Return the number of lines that include the string "Hotel", without any other text.

• RECORD EXTRACTS:

##########

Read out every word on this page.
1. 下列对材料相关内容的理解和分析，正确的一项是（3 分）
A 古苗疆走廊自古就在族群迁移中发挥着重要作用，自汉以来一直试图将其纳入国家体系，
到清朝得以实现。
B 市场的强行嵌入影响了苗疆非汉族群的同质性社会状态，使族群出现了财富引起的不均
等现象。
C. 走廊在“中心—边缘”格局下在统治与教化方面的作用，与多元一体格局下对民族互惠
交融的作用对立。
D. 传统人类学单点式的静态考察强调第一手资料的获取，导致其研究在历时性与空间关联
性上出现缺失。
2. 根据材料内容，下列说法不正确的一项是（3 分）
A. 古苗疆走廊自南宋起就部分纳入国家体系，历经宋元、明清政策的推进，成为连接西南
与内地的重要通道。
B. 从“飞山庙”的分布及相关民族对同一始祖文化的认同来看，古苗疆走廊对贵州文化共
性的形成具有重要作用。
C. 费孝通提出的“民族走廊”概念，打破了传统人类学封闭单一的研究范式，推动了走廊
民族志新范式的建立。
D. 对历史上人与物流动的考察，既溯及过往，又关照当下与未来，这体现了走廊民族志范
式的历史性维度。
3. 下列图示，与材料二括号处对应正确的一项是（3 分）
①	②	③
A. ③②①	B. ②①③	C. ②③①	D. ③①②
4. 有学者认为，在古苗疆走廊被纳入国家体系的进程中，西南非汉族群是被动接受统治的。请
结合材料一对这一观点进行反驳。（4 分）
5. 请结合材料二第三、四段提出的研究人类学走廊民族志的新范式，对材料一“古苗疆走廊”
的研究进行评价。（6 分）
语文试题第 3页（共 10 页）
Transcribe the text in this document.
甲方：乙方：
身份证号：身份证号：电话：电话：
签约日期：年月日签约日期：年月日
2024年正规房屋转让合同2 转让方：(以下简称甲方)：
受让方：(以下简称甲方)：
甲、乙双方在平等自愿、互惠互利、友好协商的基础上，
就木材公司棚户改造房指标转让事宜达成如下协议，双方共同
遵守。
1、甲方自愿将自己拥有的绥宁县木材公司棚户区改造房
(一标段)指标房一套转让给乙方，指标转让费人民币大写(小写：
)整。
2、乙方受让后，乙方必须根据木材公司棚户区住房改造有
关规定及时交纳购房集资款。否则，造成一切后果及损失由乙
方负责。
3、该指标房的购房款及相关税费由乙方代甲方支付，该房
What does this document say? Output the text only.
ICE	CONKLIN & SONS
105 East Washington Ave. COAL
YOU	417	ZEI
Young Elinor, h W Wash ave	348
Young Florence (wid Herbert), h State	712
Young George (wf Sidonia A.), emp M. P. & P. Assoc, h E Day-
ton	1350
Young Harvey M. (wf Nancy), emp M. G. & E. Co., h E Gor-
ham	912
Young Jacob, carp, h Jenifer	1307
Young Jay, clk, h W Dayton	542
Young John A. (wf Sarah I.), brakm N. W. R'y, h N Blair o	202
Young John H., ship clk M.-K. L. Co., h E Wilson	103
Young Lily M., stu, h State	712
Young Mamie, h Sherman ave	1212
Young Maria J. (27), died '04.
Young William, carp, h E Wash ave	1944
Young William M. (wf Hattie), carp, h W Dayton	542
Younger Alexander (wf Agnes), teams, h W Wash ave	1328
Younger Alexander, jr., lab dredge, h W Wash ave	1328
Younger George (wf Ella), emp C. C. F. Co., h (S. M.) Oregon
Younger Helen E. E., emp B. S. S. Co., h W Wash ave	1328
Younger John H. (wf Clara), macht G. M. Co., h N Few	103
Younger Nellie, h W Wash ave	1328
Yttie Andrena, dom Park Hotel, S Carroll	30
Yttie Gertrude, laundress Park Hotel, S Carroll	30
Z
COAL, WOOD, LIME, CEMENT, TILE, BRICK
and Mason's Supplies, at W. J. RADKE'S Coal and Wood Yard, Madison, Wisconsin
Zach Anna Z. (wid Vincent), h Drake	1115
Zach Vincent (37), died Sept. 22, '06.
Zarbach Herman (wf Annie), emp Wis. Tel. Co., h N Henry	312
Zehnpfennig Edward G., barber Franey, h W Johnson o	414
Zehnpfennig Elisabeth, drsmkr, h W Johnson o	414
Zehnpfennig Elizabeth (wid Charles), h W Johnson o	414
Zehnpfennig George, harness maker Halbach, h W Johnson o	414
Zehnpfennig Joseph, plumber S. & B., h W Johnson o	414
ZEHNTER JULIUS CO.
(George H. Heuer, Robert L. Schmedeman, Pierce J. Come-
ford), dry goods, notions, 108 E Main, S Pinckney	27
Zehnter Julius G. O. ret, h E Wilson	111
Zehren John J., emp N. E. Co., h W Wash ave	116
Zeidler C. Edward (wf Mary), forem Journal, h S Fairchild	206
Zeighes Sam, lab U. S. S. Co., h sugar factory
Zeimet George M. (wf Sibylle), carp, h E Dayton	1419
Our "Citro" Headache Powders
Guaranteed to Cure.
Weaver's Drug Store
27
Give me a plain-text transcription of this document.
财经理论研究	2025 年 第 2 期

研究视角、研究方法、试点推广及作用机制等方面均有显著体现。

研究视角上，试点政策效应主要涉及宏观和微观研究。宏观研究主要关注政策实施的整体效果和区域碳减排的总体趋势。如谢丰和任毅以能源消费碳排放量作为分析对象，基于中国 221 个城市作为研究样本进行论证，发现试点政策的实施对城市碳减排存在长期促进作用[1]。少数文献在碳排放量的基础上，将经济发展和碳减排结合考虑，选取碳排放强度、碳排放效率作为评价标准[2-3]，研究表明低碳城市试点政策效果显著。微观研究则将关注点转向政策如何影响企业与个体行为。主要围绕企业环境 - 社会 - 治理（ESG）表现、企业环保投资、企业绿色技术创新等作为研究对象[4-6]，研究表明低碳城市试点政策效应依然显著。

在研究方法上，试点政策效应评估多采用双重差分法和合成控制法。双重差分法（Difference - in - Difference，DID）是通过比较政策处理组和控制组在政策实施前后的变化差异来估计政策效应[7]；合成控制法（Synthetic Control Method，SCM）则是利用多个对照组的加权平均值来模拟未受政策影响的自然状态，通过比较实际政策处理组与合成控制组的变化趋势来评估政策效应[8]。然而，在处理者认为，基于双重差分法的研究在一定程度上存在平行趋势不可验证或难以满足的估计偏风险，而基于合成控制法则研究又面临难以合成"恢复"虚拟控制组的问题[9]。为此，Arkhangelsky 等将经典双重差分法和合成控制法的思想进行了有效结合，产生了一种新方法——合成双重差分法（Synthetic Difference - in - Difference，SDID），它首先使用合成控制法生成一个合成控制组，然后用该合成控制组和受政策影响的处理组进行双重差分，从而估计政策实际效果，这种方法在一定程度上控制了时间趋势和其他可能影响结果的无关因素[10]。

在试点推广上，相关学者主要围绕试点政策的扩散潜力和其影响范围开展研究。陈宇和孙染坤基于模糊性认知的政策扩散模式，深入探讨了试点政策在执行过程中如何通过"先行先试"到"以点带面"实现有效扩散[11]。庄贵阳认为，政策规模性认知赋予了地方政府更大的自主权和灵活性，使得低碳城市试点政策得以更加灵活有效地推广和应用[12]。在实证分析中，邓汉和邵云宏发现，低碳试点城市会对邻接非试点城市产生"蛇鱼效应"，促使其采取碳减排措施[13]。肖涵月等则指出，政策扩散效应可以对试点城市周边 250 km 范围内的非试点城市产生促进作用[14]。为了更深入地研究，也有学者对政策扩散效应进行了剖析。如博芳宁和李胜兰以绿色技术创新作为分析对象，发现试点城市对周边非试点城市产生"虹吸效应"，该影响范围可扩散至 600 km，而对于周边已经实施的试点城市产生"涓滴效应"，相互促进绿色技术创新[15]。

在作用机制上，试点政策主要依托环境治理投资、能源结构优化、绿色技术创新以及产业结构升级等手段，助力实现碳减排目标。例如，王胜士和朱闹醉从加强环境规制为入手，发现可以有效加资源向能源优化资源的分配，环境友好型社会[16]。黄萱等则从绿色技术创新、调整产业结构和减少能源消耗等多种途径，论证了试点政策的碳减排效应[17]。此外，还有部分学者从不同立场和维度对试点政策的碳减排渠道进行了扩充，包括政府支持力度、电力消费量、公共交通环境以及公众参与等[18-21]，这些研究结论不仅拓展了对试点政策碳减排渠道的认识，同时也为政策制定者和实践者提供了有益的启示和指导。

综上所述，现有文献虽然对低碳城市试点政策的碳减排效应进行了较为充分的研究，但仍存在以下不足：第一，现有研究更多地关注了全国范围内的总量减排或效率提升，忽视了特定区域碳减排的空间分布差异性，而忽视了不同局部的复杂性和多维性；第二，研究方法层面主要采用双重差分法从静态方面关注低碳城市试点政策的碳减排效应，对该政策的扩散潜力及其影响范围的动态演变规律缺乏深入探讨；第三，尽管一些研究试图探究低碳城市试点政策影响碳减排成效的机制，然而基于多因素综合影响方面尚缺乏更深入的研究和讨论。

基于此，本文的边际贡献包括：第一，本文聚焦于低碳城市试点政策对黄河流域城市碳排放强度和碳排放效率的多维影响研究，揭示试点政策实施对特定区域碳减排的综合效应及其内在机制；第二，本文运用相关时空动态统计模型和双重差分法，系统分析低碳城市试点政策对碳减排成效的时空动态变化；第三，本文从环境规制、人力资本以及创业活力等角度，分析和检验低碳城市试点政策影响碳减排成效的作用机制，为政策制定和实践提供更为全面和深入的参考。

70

##########

• RESPONSE TO THE EXERCISE: 2